Word for word, copy all the data and drop the pictures.

++++ Exercise material

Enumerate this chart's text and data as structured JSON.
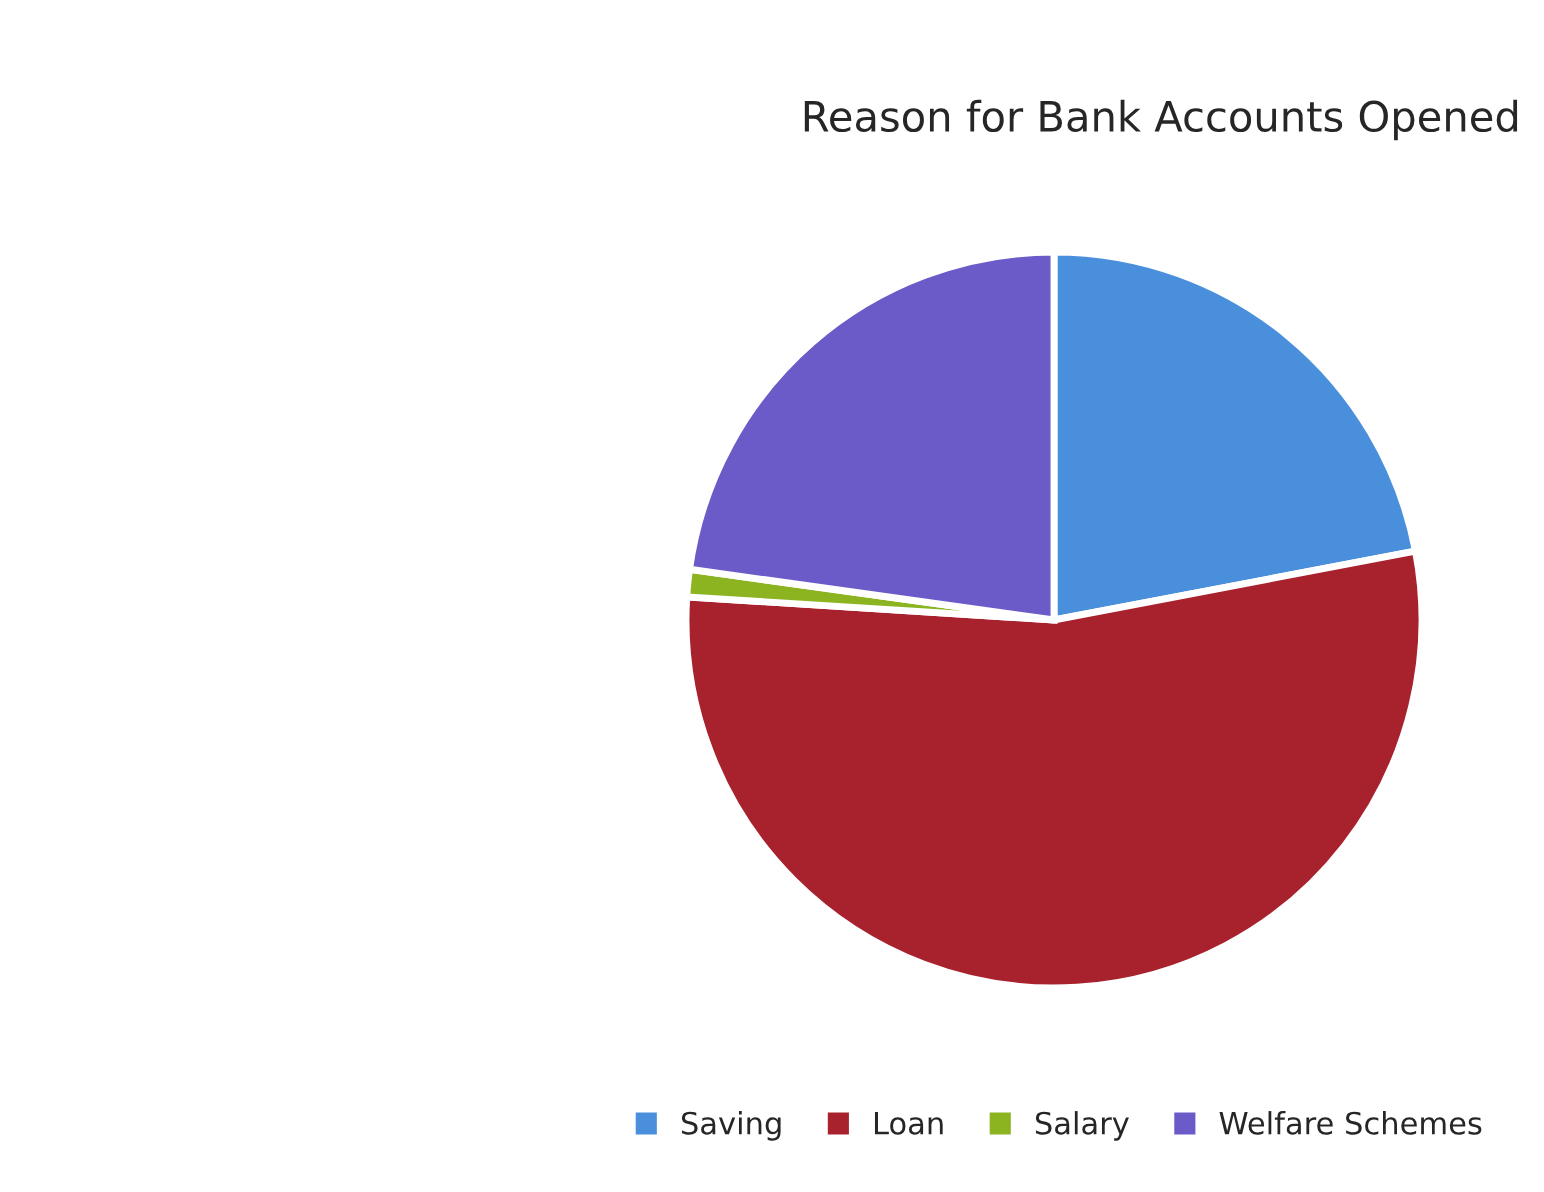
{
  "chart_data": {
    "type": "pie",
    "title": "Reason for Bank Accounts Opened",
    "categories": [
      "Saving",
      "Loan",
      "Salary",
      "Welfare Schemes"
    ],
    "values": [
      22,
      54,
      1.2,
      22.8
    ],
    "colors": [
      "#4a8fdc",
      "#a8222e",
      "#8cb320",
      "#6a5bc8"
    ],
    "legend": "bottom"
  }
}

++++++++

Result below:
Enumerate this chart's text and data as structured JSON.
{
  "chart_data": {
    "type": "pie",
    "title": "Reason for Bank Accounts Opened",
    "categories": [
      "Saving",
      "Loan",
      "Salary",
      "Welfare Schemes"
    ],
    "values": [
      22,
      54,
      1.2,
      22.8
    ],
    "colors": [
      "#4a8fdc",
      "#a8222e",
      "#8cb320",
      "#6a5bc8"
    ],
    "legend": "bottom"
  }
}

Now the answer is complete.